[Data excerpts]
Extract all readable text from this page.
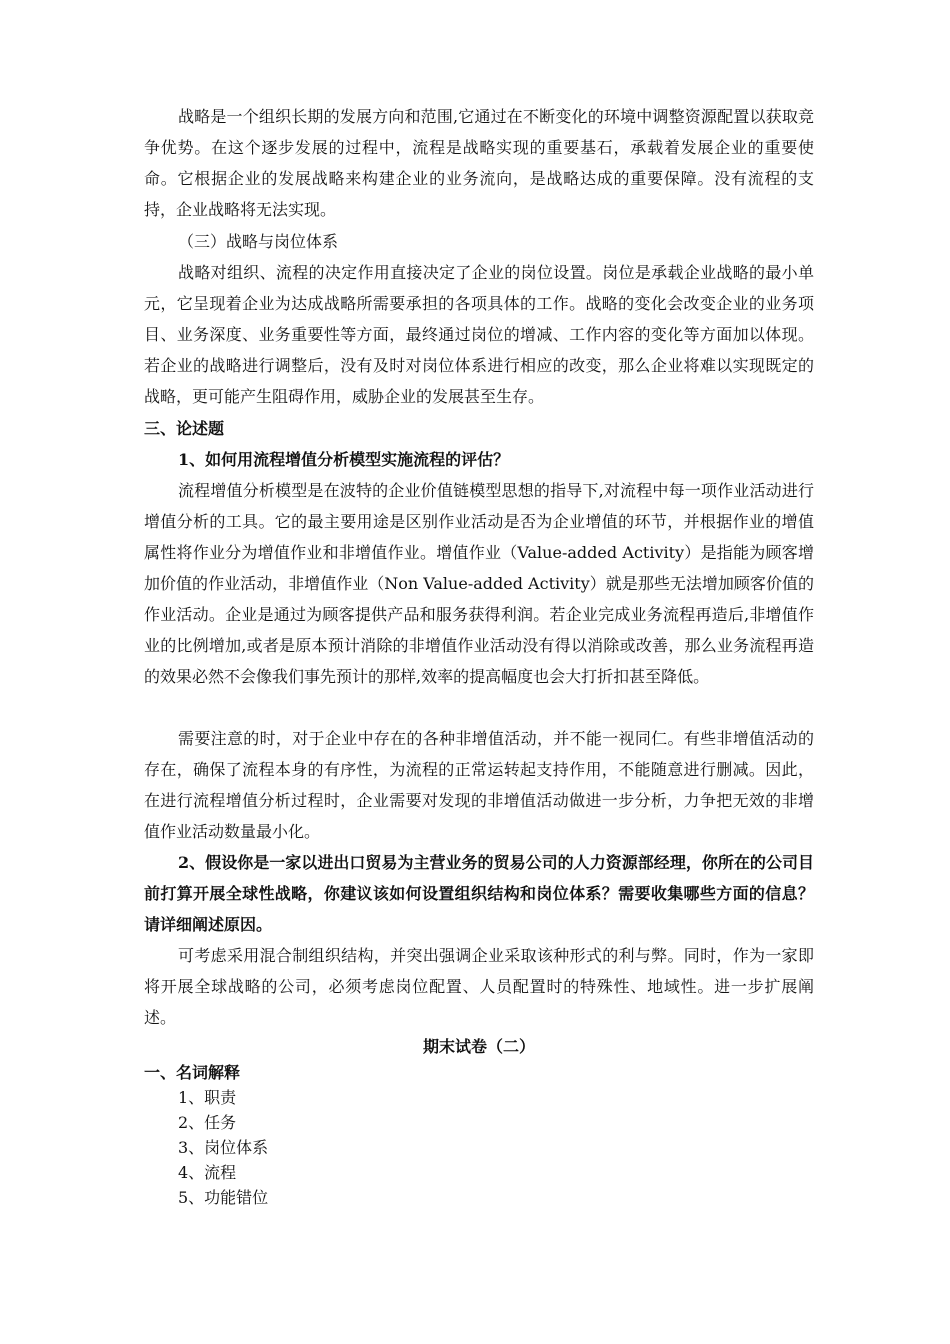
战略是一个组织长期的发展方向和范围,它通过在不断变化的环境中调整资源配置以获取竞争优势。在这个逐步发展的过程中，流程是战略实现的重要基石，承载着发展企业的重要使命。它根据企业的发展战略来构建企业的业务流向，是战略达成的重要保障。没有流程的支持，企业战略将无法实现。

（三）战略与岗位体系

战略对组织、流程的决定作用直接决定了企业的岗位设置。岗位是承载企业战略的最小单元，它呈现着企业为达成战略所需要承担的各项具体的工作。战略的变化会改变企业的业务项目、业务深度、业务重要性等方面，最终通过岗位的增减、工作内容的变化等方面加以体现。若企业的战略进行调整后，没有及时对岗位体系进行相应的改变，那么企业将难以实现既定的战略，更可能产生阻碍作用，威胁企业的发展甚至生存。

三、论述题

1、如何用流程增值分析模型实施流程的评估？

流程增值分析模型是在波特的企业价值链模型思想的指导下,对流程中每一项作业活动进行增值分析的工具。它的最主要用途是区别作业活动是否为企业增值的环节，并根据作业的增值属性将作业分为增值作业和非增值作业。增值作业（Value-added Activity）是指能为顾客增加价值的作业活动，非增值作业（Non Value-added Activity）就是那些无法增加顾客价值的作业活动。企业是通过为顾客提供产品和服务获得利润。若企业完成业务流程再造后,非增值作业的比例增加,或者是原本预计消除的非增值作业活动没有得以消除或改善，那么业务流程再造的效果必然不会像我们事先预计的那样,效率的提高幅度也会大打折扣甚至降低。

需要注意的时，对于企业中存在的各种非增值活动，并不能一视同仁。有些非增值活动的存在，确保了流程本身的有序性，为流程的正常运转起支持作用，不能随意进行删减。因此，在进行流程增值分析过程时，企业需要对发现的非增值活动做进一步分析，力争把无效的非增值作业活动数量最小化。

2、假设你是一家以进出口贸易为主营业务的贸易公司的人力资源部经理，你所在的公司目前打算开展全球性战略，你建议该如何设置组织结构和岗位体系？需要收集哪些方面的信息？请详细阐述原因。

可考虑采用混合制组织结构，并突出强调企业采取该种形式的利与弊。同时，作为一家即将开展全球战略的公司，必须考虑岗位配置、人员配置时的特殊性、地域性。进一步扩展阐述。

期末试卷（二）

一、名词解释

1、职责
2、任务
3、岗位体系
4、流程
5、功能错位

◆ TASK REQUIREMENTS
Leave out every picture and copy the rest of the records exactly.

◆ IN RESPONSE
Extract all readable text from this page.
战略是一个组织长期的发展方向和范围,它通过在不断变化的环境中调整资源配置以获取竞争优势。在这个逐步发展的过程中，流程是战略实现的重要基石，承载着发展企业的重要使命。它根据企业的发展战略来构建企业的业务流向，是战略达成的重要保障。没有流程的支持，企业战略将无法实现。

（三）战略与岗位体系

战略对组织、流程的决定作用直接决定了企业的岗位设置。岗位是承载企业战略的最小单元，它呈现着企业为达成战略所需要承担的各项具体的工作。战略的变化会改变企业的业务项目、业务深度、业务重要性等方面，最终通过岗位的增减、工作内容的变化等方面加以体现。若企业的战略进行调整后，没有及时对岗位体系进行相应的改变，那么企业将难以实现既定的战略，更可能产生阻碍作用，威胁企业的发展甚至生存。

三、论述题

1、如何用流程增值分析模型实施流程的评估？

流程增值分析模型是在波特的企业价值链模型思想的指导下,对流程中每一项作业活动进行增值分析的工具。它的最主要用途是区别作业活动是否为企业增值的环节，并根据作业的增值属性将作业分为增值作业和非增值作业。增值作业（Value-added Activity）是指能为顾客增加价值的作业活动，非增值作业（Non Value-added Activity）就是那些无法增加顾客价值的作业活动。企业是通过为顾客提供产品和服务获得利润。若企业完成业务流程再造后,非增值作业的比例增加,或者是原本预计消除的非增值作业活动没有得以消除或改善，那么业务流程再造的效果必然不会像我们事先预计的那样,效率的提高幅度也会大打折扣甚至降低。

需要注意的时，对于企业中存在的各种非增值活动，并不能一视同仁。有些非增值活动的存在，确保了流程本身的有序性，为流程的正常运转起支持作用，不能随意进行删减。因此，在进行流程增值分析过程时，企业需要对发现的非增值活动做进一步分析，力争把无效的非增值作业活动数量最小化。

2、假设你是一家以进出口贸易为主营业务的贸易公司的人力资源部经理，你所在的公司目前打算开展全球性战略，你建议该如何设置组织结构和岗位体系？需要收集哪些方面的信息？请详细阐述原因。

可考虑采用混合制组织结构，并突出强调企业采取该种形式的利与弊。同时，作为一家即将开展全球战略的公司，必须考虑岗位配置、人员配置时的特殊性、地域性。进一步扩展阐述。

期末试卷（二）

一、名词解释

1、职责
2、任务
3、岗位体系
4、流程
5、功能错位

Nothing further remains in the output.